Task requirements:
Retype the records below exactly as they appear.

(Items listed in a dataset)

|---|

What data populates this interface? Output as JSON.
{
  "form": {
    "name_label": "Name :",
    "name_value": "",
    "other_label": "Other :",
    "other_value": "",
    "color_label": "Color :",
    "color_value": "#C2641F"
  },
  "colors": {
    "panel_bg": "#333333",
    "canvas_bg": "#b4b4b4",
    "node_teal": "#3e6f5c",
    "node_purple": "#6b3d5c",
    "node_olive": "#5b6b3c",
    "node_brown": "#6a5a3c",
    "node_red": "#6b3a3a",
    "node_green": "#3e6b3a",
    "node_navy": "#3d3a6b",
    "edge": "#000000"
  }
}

|---|

Written answer:
What data populates this interface? Output as JSON.
{
  "form": {
    "name_label": "Name :",
    "name_value": "",
    "other_label": "Other :",
    "other_value": "",
    "color_label": "Color :",
    "color_value": "#C2641F"
  },
  "colors": {
    "panel_bg": "#333333",
    "canvas_bg": "#b4b4b4",
    "node_teal": "#3e6f5c",
    "node_purple": "#6b3d5c",
    "node_olive": "#5b6b3c",
    "node_brown": "#6a5a3c",
    "node_red": "#6b3a3a",
    "node_green": "#3e6b3a",
    "node_navy": "#3d3a6b",
    "edge": "#000000"
  }
}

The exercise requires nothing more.